Where does the word "name" occur in the entries below? Copy every line that has it.
[Start of section]
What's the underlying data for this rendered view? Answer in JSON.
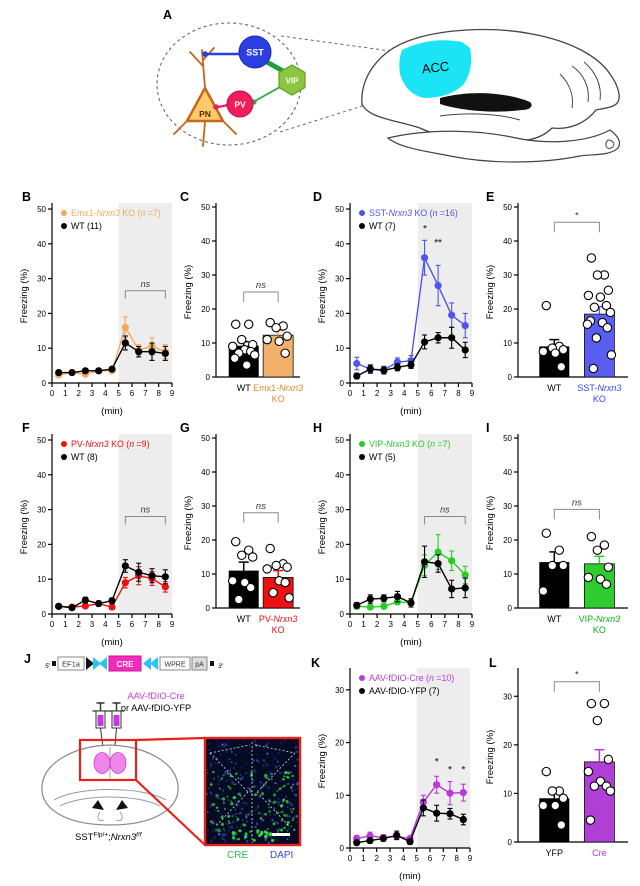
{
  "figure_bg": "#ffffff",
  "panel_labels": {
    "A": "A",
    "B": "B",
    "C": "C",
    "D": "D",
    "E": "E",
    "F": "F",
    "G": "G",
    "H": "H",
    "I": "I",
    "J": "J",
    "K": "K",
    "L": "L"
  },
  "panelA": {
    "pn_label": "PN",
    "sst_label": "SST",
    "vip_label": "VIP",
    "pv_label": "PV",
    "acc_label": "ACC",
    "colors": {
      "sst": "#2b3fe0",
      "vip": "#8cc63e",
      "vip_edge": "#649e27",
      "pv": "#ed1e5b",
      "pn_fill": "#fbcb6b",
      "pn_edge": "#c8651a",
      "acc": "#1ae4f5",
      "green_line": "#1f9e3c"
    }
  },
  "panelJ": {
    "construct": {
      "five_prime": "5'",
      "promoter": "EF1a",
      "gene": "CRE",
      "wpre": "WPRE",
      "pa": "pA",
      "three_prime": "3'"
    },
    "virus_cre": "AAV-fDIO-Cre",
    "virus_yfp": "or AAV-fDIO-YFP",
    "genotype": {
      "base": "SST",
      "sup1": "Flp/+",
      "sep": ";",
      "gene": "Nrxn3",
      "sup2": "f/f"
    },
    "cre_stain": "CRE",
    "dapi_stain": "DAPI",
    "colors": {
      "virus": "#c13be0",
      "cre_box": "#f32bbd",
      "fdio_arrow": "#29c4f0",
      "cre_text": "#2dbe4e",
      "dapi_text": "#3a45f0",
      "injection": "#ef86ea",
      "wedge": "#e8211c"
    }
  },
  "chart_data": [
    {
      "id": "B",
      "type": "line",
      "ylabel": "Freezing (%)",
      "xlabel": "(min)",
      "ylim": [
        0,
        50
      ],
      "yticks": [
        0,
        10,
        20,
        30,
        40,
        50
      ],
      "xlim": [
        0,
        9
      ],
      "xticks": [
        0,
        1,
        2,
        3,
        4,
        5,
        6,
        7,
        8,
        9
      ],
      "shade": [
        5,
        9
      ],
      "x": [
        0.5,
        1.5,
        2.5,
        3.5,
        4.5,
        5.5,
        6.5,
        7.5,
        8.5
      ],
      "series": [
        {
          "name": "Emx1-*Nrxn3* KO (*n* =7)",
          "color": "#f2a95c",
          "values": [
            2.3,
            3,
            2.5,
            3.5,
            3.5,
            16,
            9.5,
            10.5,
            9
          ],
          "sem": [
            0.5,
            0.5,
            0.5,
            0.5,
            0.5,
            3,
            1.5,
            2.5,
            2
          ]
        },
        {
          "name": "WT (11)",
          "color": "#000000",
          "values": [
            3,
            3,
            3.5,
            3.5,
            4,
            11.5,
            9,
            9,
            8.5
          ],
          "sem": [
            0.5,
            0.5,
            0.5,
            0.5,
            0.5,
            2,
            1.5,
            2.5,
            2
          ]
        }
      ],
      "annotations": [
        {
          "type": "bracket",
          "x1": 5.5,
          "x2": 8.5,
          "y": 26.5,
          "label": "*ns*"
        }
      ]
    },
    {
      "id": "C",
      "type": "bar",
      "ylabel": "Freezing (%)",
      "ylim": [
        0,
        50
      ],
      "yticks": [
        0,
        10,
        20,
        30,
        40,
        50
      ],
      "categories": [
        {
          "label": "WT",
          "color": "#000000"
        },
        {
          "label": "Emx1-*Nrxn3*\nKO",
          "color": "#e08a30"
        }
      ],
      "values": [
        9.2,
        12.3
      ],
      "sem": [
        1.2,
        1.3
      ],
      "bar_colors": [
        "#000000",
        "#f2b06a"
      ],
      "dots": [
        [
          15.5,
          15.5,
          11,
          9.5,
          9,
          8,
          7.5,
          7,
          6.5,
          5.5,
          3.5
        ],
        [
          16,
          15,
          14.5,
          12,
          11,
          10.5,
          7
        ]
      ],
      "bracket": {
        "label": "*ns*",
        "y": 25
      }
    },
    {
      "id": "D",
      "type": "line",
      "ylabel": "Freezing (%)",
      "xlabel": "(min)",
      "ylim": [
        0,
        50
      ],
      "yticks": [
        0,
        10,
        20,
        30,
        40,
        50
      ],
      "xlim": [
        0,
        9
      ],
      "xticks": [
        0,
        1,
        2,
        3,
        4,
        5,
        6,
        7,
        8,
        9
      ],
      "shade": [
        5,
        9
      ],
      "x": [
        0.5,
        1.5,
        2.5,
        3.5,
        4.5,
        5.5,
        6.5,
        7.5,
        8.5
      ],
      "series": [
        {
          "name": "SST-*Nrxn3* KO (*n* =16)",
          "color": "#5056eb",
          "values": [
            5.6,
            4,
            3.8,
            6,
            6.4,
            36,
            28,
            19.5,
            16.5
          ],
          "sem": [
            1.8,
            1,
            1,
            1.2,
            1.5,
            5,
            5.8,
            3.5,
            3.5
          ]
        },
        {
          "name": "WT (7)",
          "color": "#000000",
          "values": [
            2,
            4,
            3.6,
            4.5,
            5.2,
            11.8,
            13,
            13,
            9.5
          ],
          "sem": [
            0.8,
            1.2,
            1,
            1,
            1,
            2,
            1.5,
            3,
            2.2
          ]
        }
      ],
      "annotations": [
        {
          "type": "stars",
          "x": 5.5,
          "y": 43.5,
          "label": "***"
        },
        {
          "type": "stars",
          "x": 6.5,
          "y": 39.5,
          "label": "**"
        }
      ]
    },
    {
      "id": "E",
      "type": "bar",
      "ylabel": "Freezing (%)",
      "ylim": [
        0,
        50
      ],
      "yticks": [
        0,
        10,
        20,
        30,
        40,
        50
      ],
      "categories": [
        {
          "label": "WT",
          "color": "#000000"
        },
        {
          "label": "SST-*Nrxn3*\nKO",
          "color": "#3a45f0"
        }
      ],
      "values": [
        9,
        18.5
      ],
      "sem": [
        2,
        2.2
      ],
      "bar_colors": [
        "#000000",
        "#5a5ef0"
      ],
      "dots": [
        [
          21,
          9,
          8.5,
          8,
          7.5,
          7,
          3
        ],
        [
          35,
          30,
          30,
          25.5,
          24,
          23.5,
          21,
          20.5,
          19,
          16.5,
          16,
          15.5,
          14.5,
          11.5,
          6.5,
          2.5
        ]
      ],
      "bracket": {
        "label": "*",
        "y": 45.5
      }
    },
    {
      "id": "F",
      "type": "line",
      "ylabel": "Freezing (%)",
      "xlabel": "(min)",
      "ylim": [
        0,
        50
      ],
      "yticks": [
        0,
        10,
        20,
        30,
        40,
        50
      ],
      "xlim": [
        0,
        9
      ],
      "xticks": [
        0,
        1,
        2,
        3,
        4,
        5,
        6,
        7,
        8,
        9
      ],
      "shade": [
        5,
        9
      ],
      "x": [
        0.5,
        1.5,
        2.5,
        3.5,
        4.5,
        5.5,
        6.5,
        7.5,
        8.5
      ],
      "series": [
        {
          "name": "PV-*Nrxn3* KO (*n* =9)",
          "color": "#ee1111",
          "values": [
            2.2,
            2,
            2.3,
            3,
            2,
            9,
            11,
            10.2,
            7.8
          ],
          "sem": [
            0.6,
            0.5,
            0.6,
            0.7,
            0.5,
            1.5,
            2.6,
            2,
            1.5
          ]
        },
        {
          "name": "WT (8)",
          "color": "#000000",
          "values": [
            2.2,
            1.8,
            4,
            3,
            3.8,
            13.8,
            12,
            11,
            10.7
          ],
          "sem": [
            0.6,
            0.5,
            0.8,
            0.7,
            0.8,
            1.8,
            2.6,
            2,
            2
          ]
        }
      ],
      "annotations": [
        {
          "type": "bracket",
          "x1": 5.5,
          "x2": 8.5,
          "y": 28,
          "label": "*ns*"
        }
      ]
    },
    {
      "id": "G",
      "type": "bar",
      "ylabel": "Freezing (%)",
      "ylim": [
        0,
        50
      ],
      "yticks": [
        0,
        10,
        20,
        30,
        40,
        50
      ],
      "categories": [
        {
          "label": "WT",
          "color": "#000000"
        },
        {
          "label": "PV-*Nrxn3*\nKO",
          "color": "#ee1111"
        }
      ],
      "values": [
        11,
        9
      ],
      "sem": [
        2.5,
        2
      ],
      "bar_colors": [
        "#000000",
        "#ee1111"
      ],
      "dots": [
        [
          19.5,
          17,
          15.5,
          15,
          8,
          7.5,
          6,
          2.5
        ],
        [
          17.5,
          13,
          12.5,
          12,
          11.5,
          8,
          7.5,
          4.5,
          3
        ]
      ],
      "bracket": {
        "label": "*ns*",
        "y": 28
      }
    },
    {
      "id": "H",
      "type": "line",
      "ylabel": "Freezing (%)",
      "xlabel": "(min)",
      "ylim": [
        0,
        50
      ],
      "yticks": [
        0,
        10,
        20,
        30,
        40,
        50
      ],
      "xlim": [
        0,
        9
      ],
      "xticks": [
        0,
        1,
        2,
        3,
        4,
        5,
        6,
        7,
        8,
        9
      ],
      "shade": [
        5,
        9
      ],
      "x": [
        0.5,
        1.5,
        2.5,
        3.5,
        4.5,
        5.5,
        6.5,
        7.5,
        8.5
      ],
      "series": [
        {
          "name": "VIP-*Nrxn3* KO (*n* =7)",
          "color": "#25cd25",
          "values": [
            2.2,
            2,
            2.2,
            3.5,
            3.3,
            14,
            17.8,
            15.3,
            11.2
          ],
          "sem": [
            0.7,
            0.5,
            0.6,
            0.8,
            0.8,
            3,
            5,
            2.8,
            2.5
          ]
        },
        {
          "name": "WT (5)",
          "color": "#000000",
          "values": [
            2.5,
            4.3,
            4.5,
            5,
            3.2,
            15,
            14.5,
            7.2,
            7.5
          ],
          "sem": [
            0.8,
            1.2,
            1,
            1.5,
            1.2,
            4.5,
            2.5,
            2.5,
            2.8
          ]
        }
      ],
      "annotations": [
        {
          "type": "bracket",
          "x1": 5.5,
          "x2": 8.5,
          "y": 28,
          "label": "*ns*"
        }
      ]
    },
    {
      "id": "I",
      "type": "bar",
      "ylabel": "Freezing (%)",
      "ylim": [
        0,
        50
      ],
      "yticks": [
        0,
        10,
        20,
        30,
        40,
        50
      ],
      "categories": [
        {
          "label": "WT",
          "color": "#000000"
        },
        {
          "label": "VIP-*Nrxn3*\nKO",
          "color": "#12b212"
        }
      ],
      "values": [
        13.5,
        13
      ],
      "sem": [
        3,
        2.2
      ],
      "bar_colors": [
        "#000000",
        "#2ecc2e"
      ],
      "dots": [
        [
          22,
          17,
          12.5,
          12.5,
          5
        ],
        [
          21,
          18.5,
          17,
          12,
          9,
          8.5,
          7
        ]
      ],
      "bracket": {
        "label": "*ns*",
        "y": 29
      }
    },
    {
      "id": "K",
      "type": "line",
      "ylabel": "Freezing (%)",
      "xlabel": "(min)",
      "ylim": [
        0,
        33
      ],
      "yticks": [
        0,
        10,
        20,
        30
      ],
      "xlim": [
        0,
        9
      ],
      "xticks": [
        0,
        1,
        2,
        3,
        4,
        5,
        6,
        7,
        8,
        9
      ],
      "shade": [
        5,
        9
      ],
      "x": [
        0.5,
        1.5,
        2.5,
        3.5,
        4.5,
        5.5,
        6.5,
        7.5,
        8.5
      ],
      "series": [
        {
          "name": "AAV-fDIO-Cre (*n* =10)",
          "color": "#b93ad9",
          "values": [
            1.8,
            2.3,
            2,
            2.2,
            1.8,
            8.7,
            12,
            10.4,
            10.5
          ],
          "sem": [
            0.6,
            0.7,
            0.5,
            0.6,
            0.5,
            1.3,
            1.6,
            2.2,
            1.6
          ]
        },
        {
          "name": "AAV-fDIO-YFP (7)",
          "color": "#000000",
          "values": [
            1,
            1.4,
            1.8,
            2.4,
            1.2,
            7.6,
            6.6,
            6.5,
            5.4
          ],
          "sem": [
            0.4,
            0.5,
            0.5,
            0.8,
            0.5,
            1.5,
            1.5,
            1,
            1
          ]
        }
      ],
      "annotations": [
        {
          "type": "stars",
          "x": 6.5,
          "y": 15.8,
          "label": "*"
        },
        {
          "type": "stars",
          "x": 7.5,
          "y": 14.3,
          "label": "*"
        },
        {
          "type": "stars",
          "x": 8.5,
          "y": 14.3,
          "label": "*"
        }
      ]
    },
    {
      "id": "L",
      "type": "bar",
      "ylabel": "Freezing (%)",
      "ylim": [
        0,
        35
      ],
      "yticks": [
        0,
        10,
        20,
        30
      ],
      "categories": [
        {
          "label": "YFP",
          "color": "#000000"
        },
        {
          "label": "Cre",
          "color": "#b93ad9"
        }
      ],
      "values": [
        9,
        16.5
      ],
      "sem": [
        1.5,
        2.5
      ],
      "bar_colors": [
        "#000000",
        "#b03fd6"
      ],
      "dots": [
        [
          14.5,
          10.5,
          10.5,
          9,
          7.5,
          7.5,
          3.5
        ],
        [
          28.5,
          28.5,
          25,
          17,
          14.5,
          12.5,
          11.5,
          11.5,
          10.5,
          4.5
        ]
      ],
      "bracket": {
        "label": "*",
        "y": 33
      }
    }
  ]
}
[End of section]
■ RESPONSE TO THIS TASK:
          "name": "Emx1-*Nrxn3* KO (*n* =7)",
          "name": "WT (11)",
          "name": "SST-*Nrxn3* KO (*n* =16)",
          "name": "WT (7)",
          "name": "PV-*Nrxn3* KO (*n* =9)",
          "name": "WT (8)",
          "name": "VIP-*Nrxn3* KO (*n* =7)",
          "name": "WT (5)",
          "name": "AAV-fDIO-Cre (*n* =10)",
          "name": "AAV-fDIO-YFP (7)",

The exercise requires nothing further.